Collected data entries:
·····
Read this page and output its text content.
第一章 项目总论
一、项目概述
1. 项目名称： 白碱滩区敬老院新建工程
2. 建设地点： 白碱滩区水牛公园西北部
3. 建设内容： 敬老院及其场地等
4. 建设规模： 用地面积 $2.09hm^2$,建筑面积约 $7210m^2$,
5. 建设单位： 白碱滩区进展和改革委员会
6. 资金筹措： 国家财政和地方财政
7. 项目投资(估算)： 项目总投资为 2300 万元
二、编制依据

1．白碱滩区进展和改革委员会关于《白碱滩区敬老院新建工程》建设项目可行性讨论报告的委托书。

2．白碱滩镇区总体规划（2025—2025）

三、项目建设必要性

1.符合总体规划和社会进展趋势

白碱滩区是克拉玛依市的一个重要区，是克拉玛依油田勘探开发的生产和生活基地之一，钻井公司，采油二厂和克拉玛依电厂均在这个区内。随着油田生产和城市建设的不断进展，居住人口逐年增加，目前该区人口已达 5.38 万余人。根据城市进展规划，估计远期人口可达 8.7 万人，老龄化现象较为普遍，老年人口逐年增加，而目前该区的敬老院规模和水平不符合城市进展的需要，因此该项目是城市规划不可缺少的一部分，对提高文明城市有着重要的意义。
·····
• Written task: All of the data needs to be printed once more, exactly.

• Output:
Read this page and output its text content.
第一章 项目总论
一、项目概述
1. 项目名称： 白碱滩区敬老院新建工程
2. 建设地点： 白碱滩区水牛公园西北部
3. 建设内容： 敬老院及其场地等
4. 建设规模： 用地面积 $2.09hm^2$,建筑面积约 $7210m^2$,
5. 建设单位： 白碱滩区进展和改革委员会
6. 资金筹措： 国家财政和地方财政
7. 项目投资(估算)： 项目总投资为 2300 万元
二、编制依据

1．白碱滩区进展和改革委员会关于《白碱滩区敬老院新建工程》建设项目可行性讨论报告的委托书。

2．白碱滩镇区总体规划（2025—2025）

三、项目建设必要性

1.符合总体规划和社会进展趋势

白碱滩区是克拉玛依市的一个重要区，是克拉玛依油田勘探开发的生产和生活基地之一，钻井公司，采油二厂和克拉玛依电厂均在这个区内。随着油田生产和城市建设的不断进展，居住人口逐年增加，目前该区人口已达 5.38 万余人。根据城市进展规划，估计远期人口可达 8.7 万人，老龄化现象较为普遍，老年人口逐年增加，而目前该区的敬老院规模和水平不符合城市进展的需要，因此该项目是城市规划不可缺少的一部分，对提高文明城市有着重要的意义。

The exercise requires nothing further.